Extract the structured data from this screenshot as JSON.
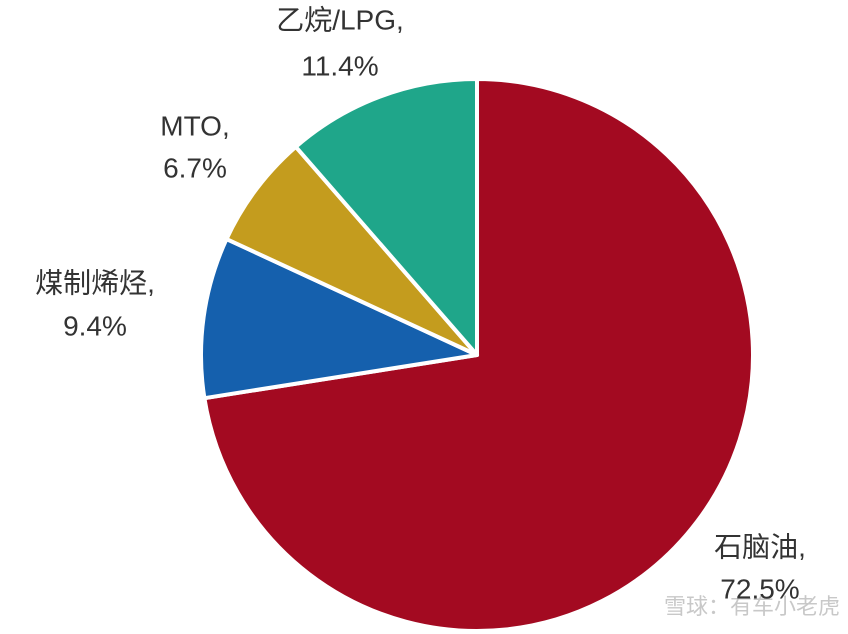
{
  "chart_data": {
    "type": "pie",
    "categories": [
      "石脑油,",
      "煤制烯烃,",
      "MTO,",
      "乙烷/LPG,"
    ],
    "values": [
      72.5,
      9.4,
      6.7,
      11.4
    ],
    "value_labels": [
      "72.5%",
      "9.4%",
      "6.7%",
      "11.4%"
    ],
    "colors": [
      "#a30a21",
      "#1560ad",
      "#c49c1e",
      "#1fa68a"
    ],
    "watermark": "雪球：有车小老虎"
  }
}
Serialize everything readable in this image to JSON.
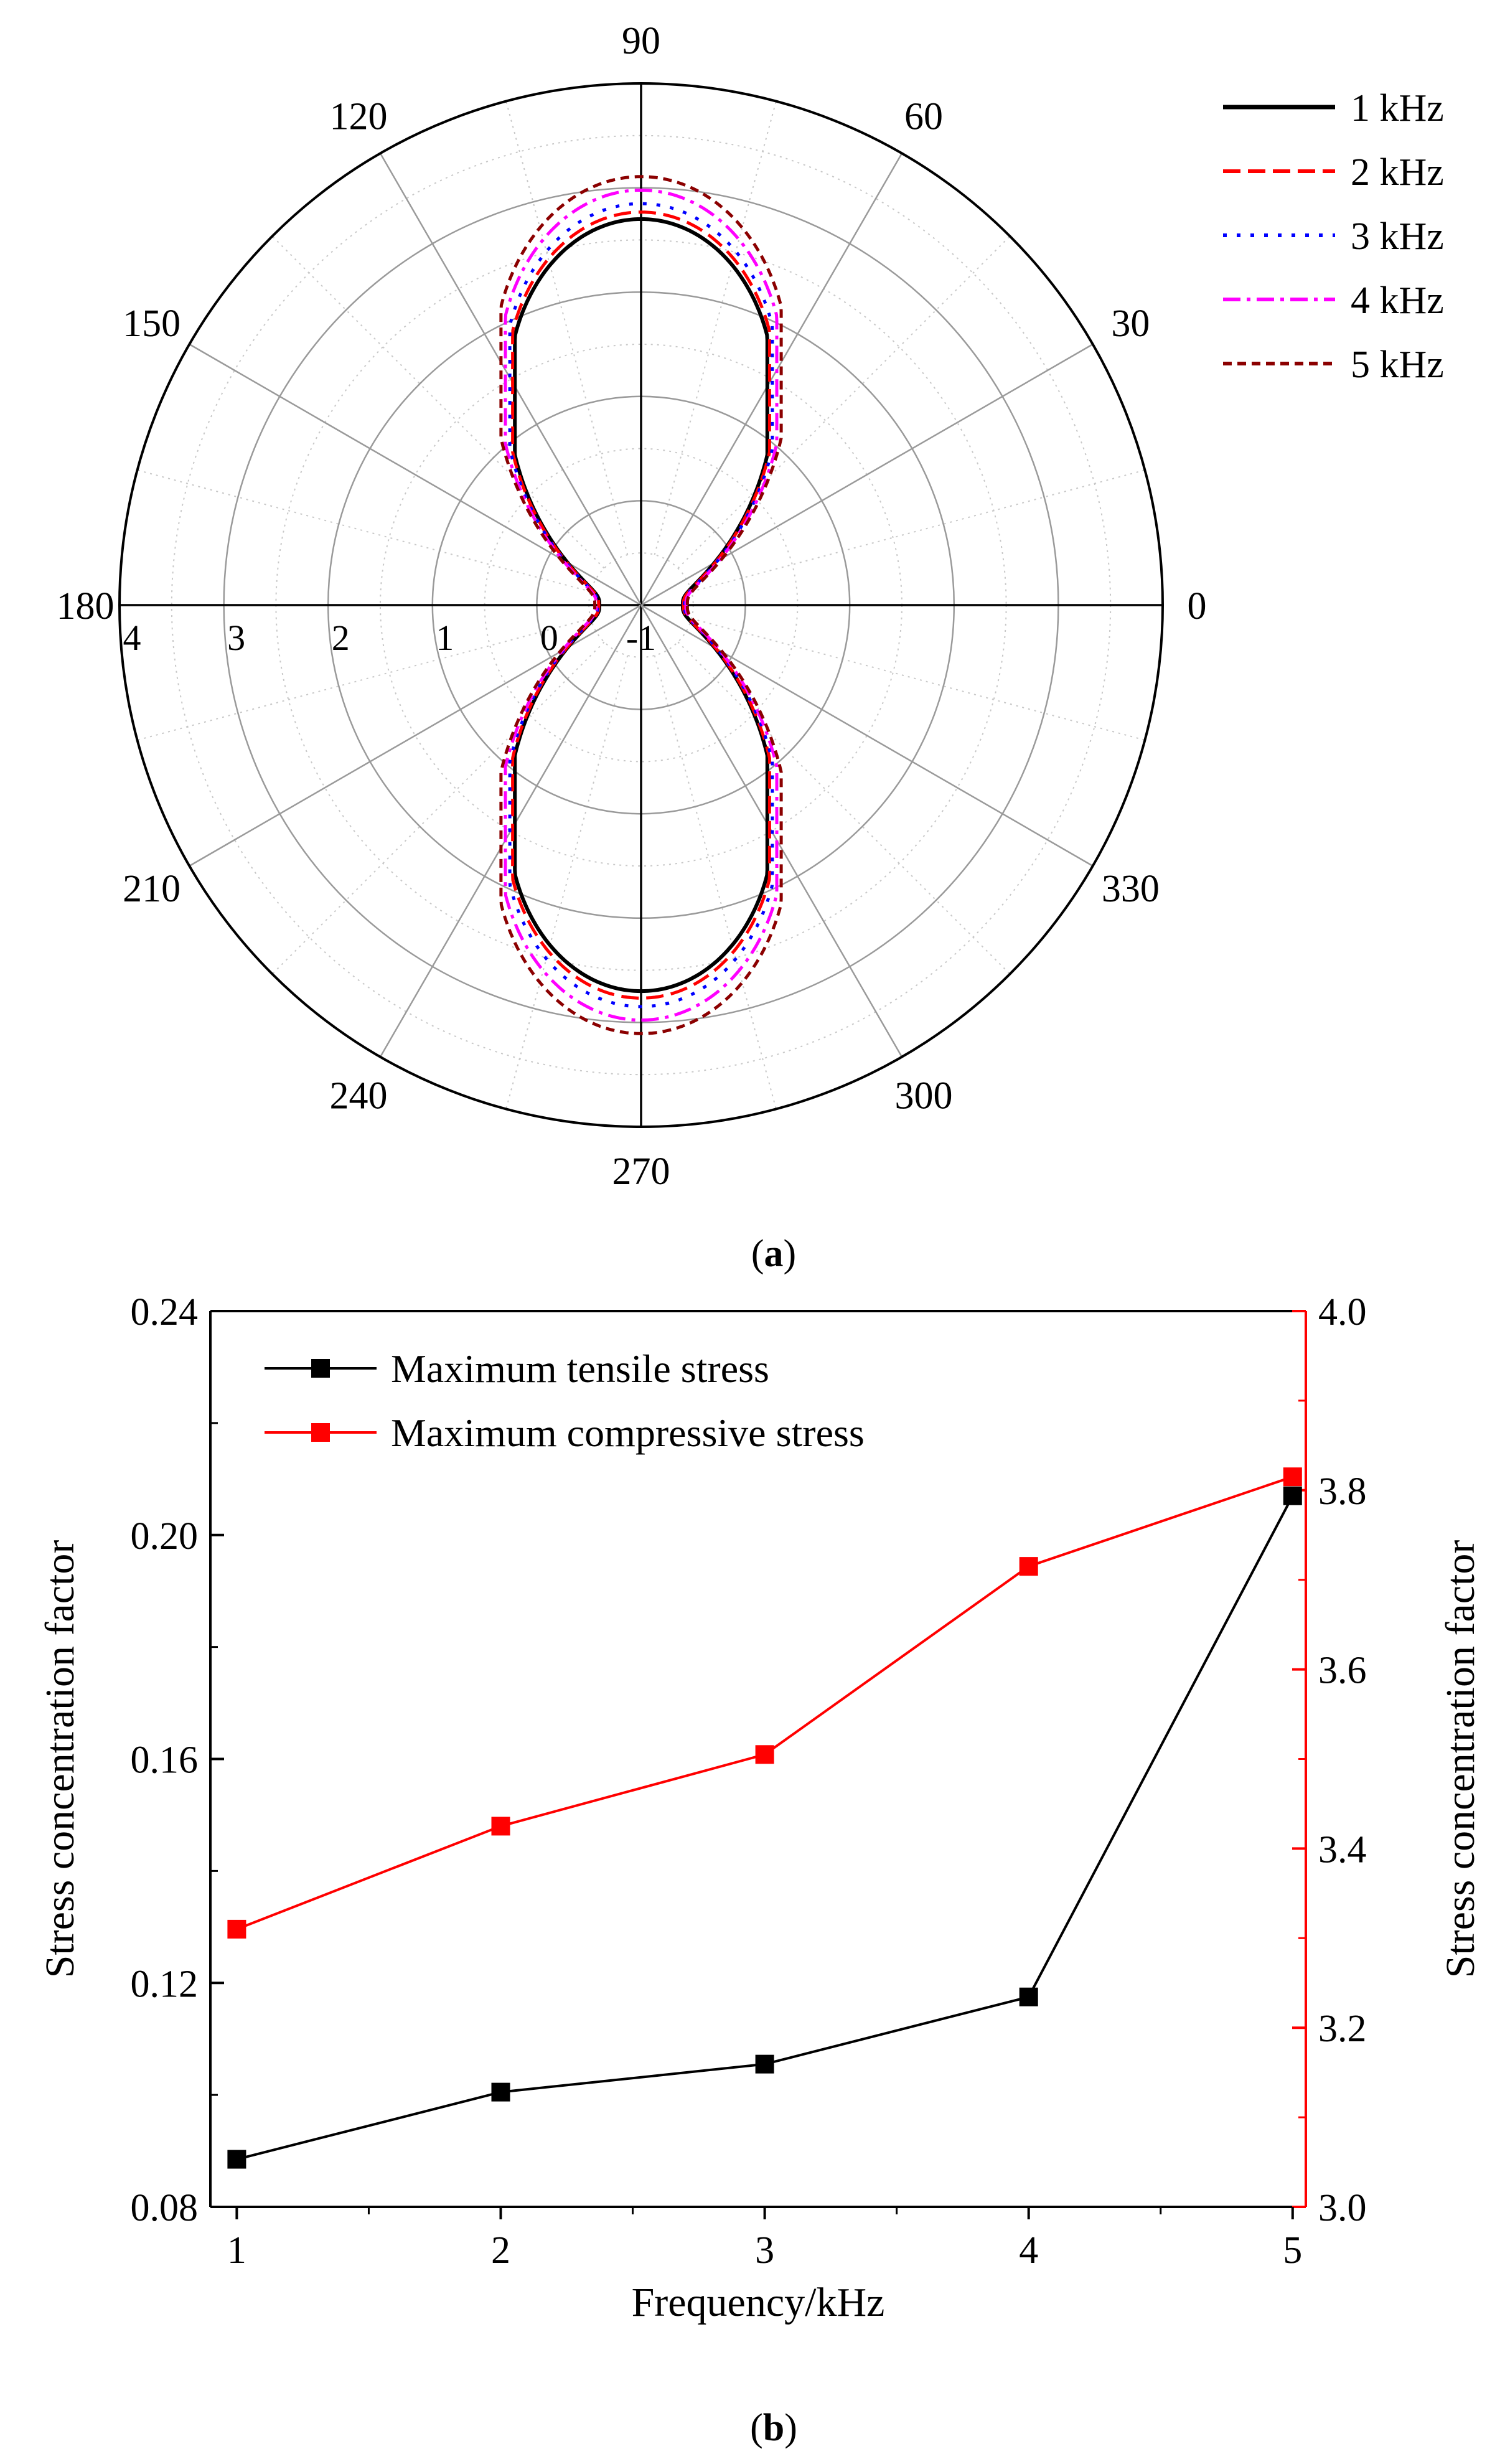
{
  "chart_data": [
    {
      "type": "polar-line",
      "panel_label": "(a)",
      "panel_letter": "a",
      "angle_ticks": [
        "0",
        "30",
        "60",
        "90",
        "120",
        "150",
        "180",
        "210",
        "240",
        "270",
        "300",
        "330"
      ],
      "radial_ticks": [
        "-1",
        "0",
        "1",
        "2",
        "3",
        "4"
      ],
      "radial_range": [
        -1,
        4
      ],
      "legend_position": "right",
      "series": [
        {
          "name": "1 kHz",
          "color": "#000000",
          "dash": "solid",
          "scale": 1.0
        },
        {
          "name": "2 kHz",
          "color": "#ff0000",
          "dash": "dash",
          "scale": 1.018
        },
        {
          "name": "3 kHz",
          "color": "#0000ff",
          "dash": "dot",
          "scale": 1.04
        },
        {
          "name": "4 kHz",
          "color": "#ff00ff",
          "dash": "dashdot",
          "scale": 1.075
        },
        {
          "name": "5 kHz",
          "color": "#8b0000",
          "dash": "shortdash",
          "scale": 1.11
        }
      ]
    },
    {
      "type": "line",
      "panel_label": "(b)",
      "panel_letter": "b",
      "x": [
        1,
        2,
        3,
        4,
        5
      ],
      "xticks": [
        "1",
        "2",
        "3",
        "4",
        "5"
      ],
      "xlabel": "Frequency/kHz",
      "xlim": [
        0.9,
        5.05
      ],
      "ylabel_left": "Stress concentration factor",
      "ylabel_right": "Stress concentration factor",
      "ylim_left": [
        0.08,
        0.24
      ],
      "ylim_right": [
        3.0,
        4.0
      ],
      "yticks_left": [
        "0.08",
        "0.12",
        "0.16",
        "0.20",
        "0.24"
      ],
      "yticks_right": [
        "3.0",
        "3.2",
        "3.4",
        "3.6",
        "3.8",
        "4.0"
      ],
      "legend_position": "top-left",
      "series": [
        {
          "name": "Maximum tensile stress",
          "axis": "left",
          "color": "#000000",
          "values": [
            0.0885,
            0.1005,
            0.1055,
            0.1175,
            0.207
          ]
        },
        {
          "name": "Maximum compressive stress",
          "axis": "right",
          "color": "#ff0000",
          "values": [
            3.31,
            3.425,
            3.505,
            3.715,
            3.815
          ]
        }
      ]
    }
  ]
}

**TASK DESCRIPTION:**
Quote everything in the listing above exactly; pictures are the only thing to omit.

**RESULT FOR THIS TASK:**
Extract the structured data from this screenshot as JSON.
{
  "chart_data": {
    "type": "pie",
    "categories": [
      "石脑油,",
      "煤制烯烃,",
      "MTO,",
      "乙烷/LPG,"
    ],
    "values": [
      72.5,
      9.4,
      6.7,
      11.4
    ],
    "value_labels": [
      "72.5%",
      "9.4%",
      "6.7%",
      "11.4%"
    ],
    "colors": [
      "#a30a21",
      "#1560ad",
      "#c49c1e",
      "#1fa68a"
    ],
    "watermark": "雪球：有车小老虎"
  }
}
Serialize everything readable in this image to JSON.
{
  "chart_data": [
    {
      "type": "polar-line",
      "panel_label": "(a)",
      "panel_letter": "a",
      "angle_ticks": [
        "0",
        "30",
        "60",
        "90",
        "120",
        "150",
        "180",
        "210",
        "240",
        "270",
        "300",
        "330"
      ],
      "radial_ticks": [
        "-1",
        "0",
        "1",
        "2",
        "3",
        "4"
      ],
      "radial_range": [
        -1,
        4
      ],
      "legend_position": "right",
      "series": [
        {
          "name": "1 kHz",
          "color": "#000000",
          "dash": "solid",
          "scale": 1.0
        },
        {
          "name": "2 kHz",
          "color": "#ff0000",
          "dash": "dash",
          "scale": 1.018
        },
        {
          "name": "3 kHz",
          "color": "#0000ff",
          "dash": "dot",
          "scale": 1.04
        },
        {
          "name": "4 kHz",
          "color": "#ff00ff",
          "dash": "dashdot",
          "scale": 1.075
        },
        {
          "name": "5 kHz",
          "color": "#8b0000",
          "dash": "shortdash",
          "scale": 1.11
        }
      ]
    },
    {
      "type": "line",
      "panel_label": "(b)",
      "panel_letter": "b",
      "x": [
        1,
        2,
        3,
        4,
        5
      ],
      "xticks": [
        "1",
        "2",
        "3",
        "4",
        "5"
      ],
      "xlabel": "Frequency/kHz",
      "xlim": [
        0.9,
        5.05
      ],
      "ylabel_left": "Stress concentration factor",
      "ylabel_right": "Stress concentration factor",
      "ylim_left": [
        0.08,
        0.24
      ],
      "ylim_right": [
        3.0,
        4.0
      ],
      "yticks_left": [
        "0.08",
        "0.12",
        "0.16",
        "0.20",
        "0.24"
      ],
      "yticks_right": [
        "3.0",
        "3.2",
        "3.4",
        "3.6",
        "3.8",
        "4.0"
      ],
      "legend_position": "top-left",
      "series": [
        {
          "name": "Maximum tensile stress",
          "axis": "left",
          "color": "#000000",
          "values": [
            0.0885,
            0.1005,
            0.1055,
            0.1175,
            0.207
          ]
        },
        {
          "name": "Maximum compressive stress",
          "axis": "right",
          "color": "#ff0000",
          "values": [
            3.31,
            3.425,
            3.505,
            3.715,
            3.815
          ]
        }
      ]
    }
  ]
}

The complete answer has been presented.